> [Selected extract]:
Oleksii Fedyna

Personal information
- Born: 8 October 1987 (age 38)

Medal record
Men's para swimming
Representing Ukraine
Paralympic Games
| Gold medal – first place | 2008 Beijing | 50 m freestyle S13 |
| Gold medal – first place | 2008 Beijing | 100 m breaststroke SB13 |
| Gold medal – first place | 2008 Beijing | 200 m medley SM13 |
| Gold medal – first place | 2012 London | 100 m breaststroke SB13 |
| Gold medal – first place | 2016 Rio | 100 m breaststroke SB13 |
| Silver medal – second place | 2008 Beijing | 100 m backstroke S13 |
| Silver medal – second place | 2008 Beijing | 100 m freestyle S13 |
| Bronze medal – third place | 2012 London | 50 m freestyle S13 |
World Championships
| Gold medal – first place | 2010 Eindhoven | 100m breaststroke SB13 |
| Gold medal – first place | 2015 Glasgow | 100 m breaststroke SB12 |
| Silver medal – second place | 2010 Eindhoven | 50m freestyle S13 |
| Silver medal – second place | 2010 Eindhoven | 4×100m medley 49pts |
| Silver medal – second place | 2022 Madeira | 100 m breaststroke SB12 |
| Silver medal – second place | 2023 Manchester | 100 m breaststroke SB12 |
| Bronze medal – third place | 2010 Eindhoven | 200m medley SM13 |
| Bronze medal – third place | 2025 Singapore | 100m breaststroke SB13 |
European Championships
| Gold medal – first place | 2009 Reykjavik | 50 m freestyle S13 |
| Gold medal – first place | 2009 Reykjavik | 100 m freestyle S13 |
| Gold medal – first place | 2009 Reykjavik | 100 m backstroke S13 |
| Gold medal – first place | 2009 Reykjavik | 200 m medley SM13 |
| Gold medal – first place | 2009 Reykjavik | 100 m breaststroke SB13 |
| Gold medal – first place | 2014 Eindhoven | 100m breaststroke SB12 |
| Gold medal – first place | 2016 Funchal | 100 m breaststroke SB12 |
| Silver medal – second place | 2016 Funchal | 50m freestyle S13 |

= Oleksii Fedyna =

Ukrainian Paralympic swimmer

Oleksii Fedyna (Олексій Михайлович Федина; born 8 October 1987) is a visually impaired Paralympic swimmer from Ukraine competing in S13 events. He is a Paralympic champion in Beijing, London and Rio de Janeiro, three times in the 100-meter breaststroke. Four-time world champion at the distance of 100 meters breaststroke.

> [Excerpted data]:

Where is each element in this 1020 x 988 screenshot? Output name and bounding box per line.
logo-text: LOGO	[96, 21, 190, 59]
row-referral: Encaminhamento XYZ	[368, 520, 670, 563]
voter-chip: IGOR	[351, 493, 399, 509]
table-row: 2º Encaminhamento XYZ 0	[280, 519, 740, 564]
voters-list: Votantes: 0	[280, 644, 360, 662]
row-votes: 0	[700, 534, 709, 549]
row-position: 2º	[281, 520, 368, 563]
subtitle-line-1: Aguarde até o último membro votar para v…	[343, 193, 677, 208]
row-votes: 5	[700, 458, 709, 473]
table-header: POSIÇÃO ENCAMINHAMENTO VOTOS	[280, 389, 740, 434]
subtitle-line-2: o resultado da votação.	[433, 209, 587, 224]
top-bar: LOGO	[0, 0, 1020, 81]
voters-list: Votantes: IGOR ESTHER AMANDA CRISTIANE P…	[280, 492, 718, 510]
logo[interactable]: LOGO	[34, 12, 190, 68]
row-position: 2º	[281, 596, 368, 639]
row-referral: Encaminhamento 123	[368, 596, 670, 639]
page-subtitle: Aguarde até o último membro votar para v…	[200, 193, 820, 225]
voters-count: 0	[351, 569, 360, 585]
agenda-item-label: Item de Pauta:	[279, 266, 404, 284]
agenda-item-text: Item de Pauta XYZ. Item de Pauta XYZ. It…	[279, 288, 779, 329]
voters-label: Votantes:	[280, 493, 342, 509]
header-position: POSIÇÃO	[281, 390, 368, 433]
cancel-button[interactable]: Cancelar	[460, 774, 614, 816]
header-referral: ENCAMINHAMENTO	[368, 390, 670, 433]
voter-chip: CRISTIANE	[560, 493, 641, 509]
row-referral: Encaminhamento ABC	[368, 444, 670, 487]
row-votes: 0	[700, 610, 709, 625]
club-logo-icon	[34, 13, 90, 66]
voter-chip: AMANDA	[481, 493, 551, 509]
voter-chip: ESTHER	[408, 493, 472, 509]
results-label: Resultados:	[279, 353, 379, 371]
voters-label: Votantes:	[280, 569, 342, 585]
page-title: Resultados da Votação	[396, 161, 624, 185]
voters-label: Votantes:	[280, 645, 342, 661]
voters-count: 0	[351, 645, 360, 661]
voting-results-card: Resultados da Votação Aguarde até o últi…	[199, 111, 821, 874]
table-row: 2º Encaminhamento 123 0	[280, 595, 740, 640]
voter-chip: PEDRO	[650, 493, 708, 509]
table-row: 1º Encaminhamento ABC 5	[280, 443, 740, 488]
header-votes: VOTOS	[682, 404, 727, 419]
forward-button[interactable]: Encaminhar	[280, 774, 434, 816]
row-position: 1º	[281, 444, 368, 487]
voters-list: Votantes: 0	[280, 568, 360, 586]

> [To do]:
[A] According to the page on Oleksii Fedyna, in which class of events does he compete?
[B] Write what comes next in the page on Oleksii Fedyna, picking up after its last sentence.
The records aren't needed for what comes next.

> [Results in order]:
[A] S13 events.

[B]
==Career==
Oleksii competed in seven events at the 2008 Summer Paralympics in Beijing winning five medals, three of them gold. He made the final, but missed out on medals in the 100m butterfly and 400m freestyle, he also won silver medals in both the 100m backstroke and freestyle, on both occasions behind Greece's Charalampos Taiganidis who set world records in both events, his gold medals came in the 50m freestyle, 100m breaststroke and 200m medley setting world records in each of the events in the process.

He is a former IPC world record holder for his classification for the 50 metres freestyle and 100 metres breaststroke events.